Data records
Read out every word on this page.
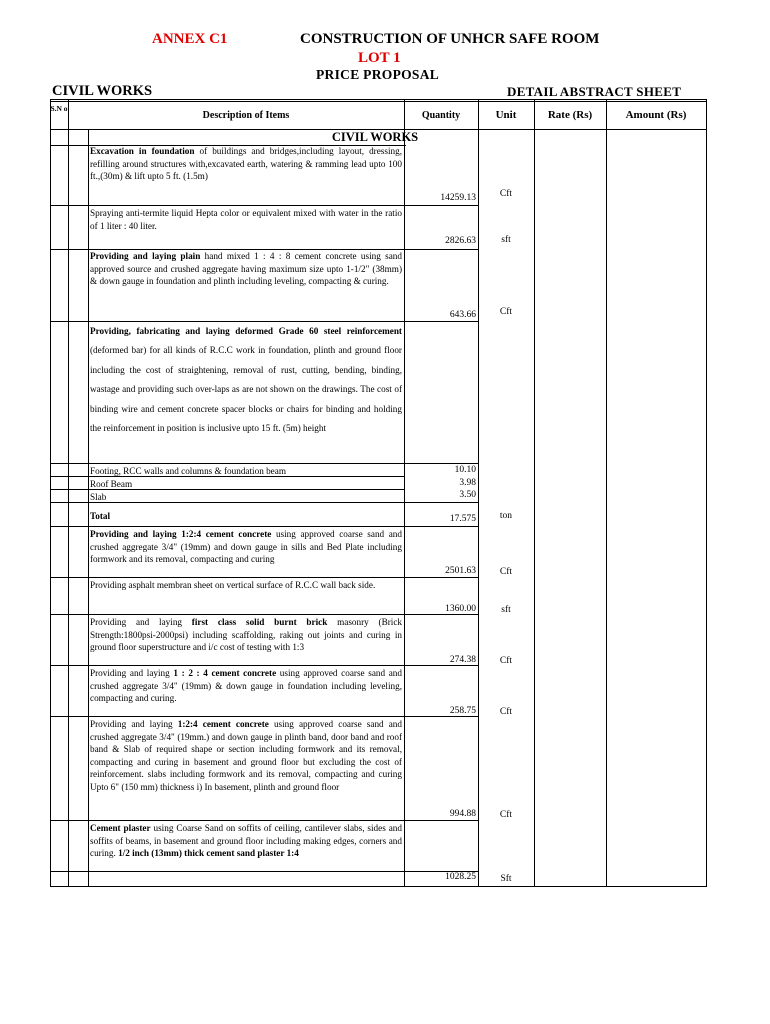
ANNEX C1	CONSTRUCTION OF UNHCR SAFE ROOM
LOT 1
PRICE PROPOSAL
CIVIL WORKS	DETAIL ABSTRACT SHEET
S.N o
Description of Items	Quantity	Unit	Rate (Rs)	Amount (Rs)
CIVIL WORKS
Excavation in foundation of buildings and bridges,including layout, dressing, refilling around structures with,excavated earth, watering & ramming lead upto 100 ft.,(30m) & lift upto 5 ft. (1.5m)
14259.13	Cft
Spraying anti-termite liquid Hepta color or equivalent mixed with water in the ratio of 1 liter : 40 liter.
2826.63	sft
Providing and laying plain hand mixed 1 : 4 : 8 cement concrete using sand approved source and crushed aggregate having maximum size upto 1-1/2" (38mm) & down gauge in foundation and plinth including leveling, compacting & curing.
643.66	Cft
Providing, fabricating and laying deformed Grade 60 steel reinforcement (deformed bar) for all kinds of R.C.C work in foundation, plinth and ground floor including the cost of straightening, removal of rust, cutting, bending, binding, wastage and providing such over-laps as are not shown on the drawings. The cost of binding wire and cement concrete spacer blocks or chairs for binding and holding the reinforcement in position is inclusive upto 15 ft. (5m) height
Footing, RCC walls and columns & foundation beam	10.10
Roof Beam	3.98
Slab	3.50
Total	17.575	ton
Providing and laying 1:2:4 cement concrete using approved coarse sand and crushed aggregate 3/4" (19mm) and down gauge in sills and Bed Plate including formwork and its removal, compacting and curing
2501.63	Cft
Providing asphalt membran sheet on vertical surface of R.C.C wall back side.
1360.00	sft
Providing and laying first class solid burnt brick masonry (Brick Strength:1800psi-2000psi) including scaffolding, raking out joints and curing in ground floor superstructure and i/c cost of testing with 1:3
274.38	Cft
Providing and laying 1 : 2 : 4 cement concrete using approved coarse sand and crushed aggregate 3/4" (19mm) & down gauge in foundation including leveling, compacting and curing.
258.75	Cft
Providing and laying 1:2:4 cement concrete using approved coarse sand and crushed aggregate 3/4" (19mm.) and down gauge in plinth band, door band and roof band & Slab of required shape or section including formwork and its removal, compacting and curing in basement and ground floor but excluding the cost of reinforcement. slabs including formwork and its removal, compacting and curing Upto 6" (150 mm) thickness i) In basement, plinth and ground floor
994.88	Cft
Cement plaster using Coarse Sand on soffits of ceiling, cantilever slabs, sides and soffits of beams, in basement and ground floor including making edges, corners and curing. 1/2 inch (13mm) thick cement sand plaster 1:4
1028.25	Sft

• What to work on
Say the number of lines in the records above that include the string "crushed", and no more.

• In response
4